Site icon Politik Merkez

EXPO 2016 Antalya Kapandı

expo-2016-antalya-kapandi

EXPO 2016 Antalya Kapandı

Okuyucu

EXPO 2016 Antalya 22 Nisan 2016 tarihinde açılmıştı. Uzun süreli bir proje olan EXPO için seçilen tema “botanik” konuluydu. Açılışından altı ay sonra bu geçtiğimiz Pazar günü kapanışı yapıldı. Basına verilen bilgilendirmelerde “muhteşem kapanış” şeklinde açıklamalar yer almaktaydı. Öyle denebilir, renkli ve eğlenceli bir kapanıştı. “Dört buçuk milyon kişi gezdi,” diye açıklama yapıldı, sanırım bu sonuç “sevindirici” bulundu. Benim sorum ise şu: Türkiye-Antalya bu EXPO’dan ne kazandı, ne kaybetti? Kapanışta değişik konuşmalar yapıldı ama bunları bir yana bırakalım; biz bu süreç içinde az da olsa nelerin konuşulmadığına bakalım.

▶ _Görev Tanımı_:
Aşağıdaki (a), (b) ve (c) ifadelerinin EXPO 2016 Antalya metniyle uyuşup uyuşmadığını belirtiniz; her biri için evet ya da hayır yazıp metindeki belirleyici sözleri aynen aktarınız. (a) EXPO 2016 Antalya, 22 Nisan 2016 tarihinde açılmıştır. (b) EXPO için seçilen tema deniz konuluydu. (c) Kapanış, açılıştan bir yıl sonra yapılmıştır. Kayıtlar, metinden bağımsız ayrı bir malzemedir.

▶ _Kayıt Kümesi_:
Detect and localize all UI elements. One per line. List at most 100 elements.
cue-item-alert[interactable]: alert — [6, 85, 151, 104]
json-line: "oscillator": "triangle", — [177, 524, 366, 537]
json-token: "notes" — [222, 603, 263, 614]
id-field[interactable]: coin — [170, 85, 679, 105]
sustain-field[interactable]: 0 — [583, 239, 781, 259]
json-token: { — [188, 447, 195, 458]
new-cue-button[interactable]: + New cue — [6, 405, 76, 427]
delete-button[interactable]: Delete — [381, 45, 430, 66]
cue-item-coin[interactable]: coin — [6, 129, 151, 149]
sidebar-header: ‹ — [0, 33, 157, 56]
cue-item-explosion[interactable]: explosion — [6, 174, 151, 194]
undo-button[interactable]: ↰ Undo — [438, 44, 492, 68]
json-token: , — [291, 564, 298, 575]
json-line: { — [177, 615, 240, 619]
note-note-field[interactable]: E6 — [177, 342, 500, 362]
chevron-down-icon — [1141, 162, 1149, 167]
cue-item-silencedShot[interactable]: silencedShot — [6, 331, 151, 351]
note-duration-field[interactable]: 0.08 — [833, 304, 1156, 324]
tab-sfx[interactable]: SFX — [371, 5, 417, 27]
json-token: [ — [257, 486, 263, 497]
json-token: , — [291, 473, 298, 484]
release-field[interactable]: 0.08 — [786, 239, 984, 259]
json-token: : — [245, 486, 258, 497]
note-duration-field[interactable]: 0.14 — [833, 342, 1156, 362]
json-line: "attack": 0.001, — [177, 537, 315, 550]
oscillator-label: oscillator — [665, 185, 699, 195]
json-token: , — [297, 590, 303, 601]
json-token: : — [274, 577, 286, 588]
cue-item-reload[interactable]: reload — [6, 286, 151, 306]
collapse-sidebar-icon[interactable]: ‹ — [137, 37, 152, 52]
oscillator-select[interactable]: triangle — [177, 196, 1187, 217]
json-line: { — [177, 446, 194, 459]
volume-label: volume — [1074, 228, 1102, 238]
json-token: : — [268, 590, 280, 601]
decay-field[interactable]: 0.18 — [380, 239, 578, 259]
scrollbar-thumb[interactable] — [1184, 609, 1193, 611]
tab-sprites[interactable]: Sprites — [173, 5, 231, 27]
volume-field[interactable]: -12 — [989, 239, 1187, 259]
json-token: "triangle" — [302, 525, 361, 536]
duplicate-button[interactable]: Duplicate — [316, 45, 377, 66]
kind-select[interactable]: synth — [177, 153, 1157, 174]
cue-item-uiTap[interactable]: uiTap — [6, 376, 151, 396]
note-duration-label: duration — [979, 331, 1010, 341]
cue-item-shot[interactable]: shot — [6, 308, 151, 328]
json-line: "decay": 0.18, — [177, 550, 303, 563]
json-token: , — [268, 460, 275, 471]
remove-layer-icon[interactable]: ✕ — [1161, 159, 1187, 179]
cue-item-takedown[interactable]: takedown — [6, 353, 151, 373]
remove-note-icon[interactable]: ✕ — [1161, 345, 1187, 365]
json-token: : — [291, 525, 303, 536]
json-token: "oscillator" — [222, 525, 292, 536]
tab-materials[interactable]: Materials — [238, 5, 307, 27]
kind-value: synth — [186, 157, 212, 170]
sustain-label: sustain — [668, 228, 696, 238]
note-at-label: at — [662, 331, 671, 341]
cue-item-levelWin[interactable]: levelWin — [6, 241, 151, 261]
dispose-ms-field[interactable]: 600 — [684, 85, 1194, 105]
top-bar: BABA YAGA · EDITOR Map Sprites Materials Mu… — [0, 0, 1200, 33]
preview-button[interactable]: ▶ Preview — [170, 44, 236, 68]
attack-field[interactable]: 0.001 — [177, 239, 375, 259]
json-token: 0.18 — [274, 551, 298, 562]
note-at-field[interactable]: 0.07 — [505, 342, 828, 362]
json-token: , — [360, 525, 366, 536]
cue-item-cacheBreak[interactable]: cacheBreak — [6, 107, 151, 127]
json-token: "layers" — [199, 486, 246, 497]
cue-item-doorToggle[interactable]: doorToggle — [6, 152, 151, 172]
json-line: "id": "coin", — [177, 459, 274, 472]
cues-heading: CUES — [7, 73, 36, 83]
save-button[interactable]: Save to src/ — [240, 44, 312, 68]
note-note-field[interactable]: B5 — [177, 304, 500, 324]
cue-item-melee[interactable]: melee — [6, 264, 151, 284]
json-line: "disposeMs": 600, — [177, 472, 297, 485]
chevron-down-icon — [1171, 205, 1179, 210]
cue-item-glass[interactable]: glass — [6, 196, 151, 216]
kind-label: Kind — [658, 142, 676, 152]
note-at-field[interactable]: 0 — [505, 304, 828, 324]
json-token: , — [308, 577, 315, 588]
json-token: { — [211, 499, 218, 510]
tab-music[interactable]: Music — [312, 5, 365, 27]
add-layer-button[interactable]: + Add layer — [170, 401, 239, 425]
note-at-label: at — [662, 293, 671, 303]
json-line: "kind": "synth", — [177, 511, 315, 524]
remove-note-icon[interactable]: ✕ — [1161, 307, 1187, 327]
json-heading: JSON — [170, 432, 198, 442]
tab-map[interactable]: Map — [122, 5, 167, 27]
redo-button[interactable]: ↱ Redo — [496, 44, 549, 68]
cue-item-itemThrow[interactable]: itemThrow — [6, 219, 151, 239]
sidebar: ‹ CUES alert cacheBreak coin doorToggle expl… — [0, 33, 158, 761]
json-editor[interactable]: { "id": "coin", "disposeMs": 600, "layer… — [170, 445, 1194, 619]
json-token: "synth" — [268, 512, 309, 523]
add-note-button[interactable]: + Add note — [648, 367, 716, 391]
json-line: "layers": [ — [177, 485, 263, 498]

...

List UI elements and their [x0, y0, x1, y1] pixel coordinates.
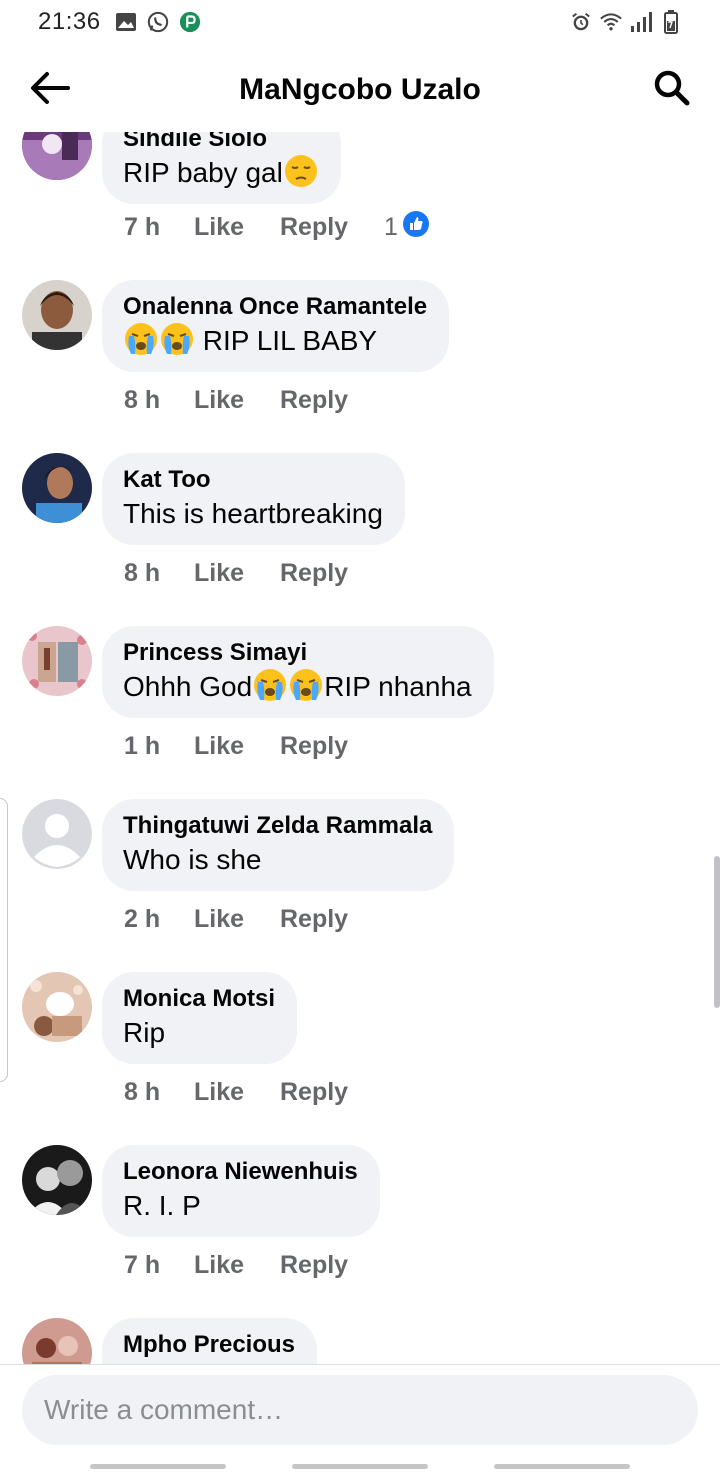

▶ _Alıştırma Çıktısı_:
(a) Evet: "EXPO 2016 Antalya 22 Nisan 2016 tarihinde açılmıştı."
(b) Hayır: "Uzun süreli bir proje olan EXPO için seçilen tema “botanik” konuluydu."
(c) Hayır: "Açılışından altı ay sonra bu geçtiğimiz Pazar günü kapanışı yapıldı."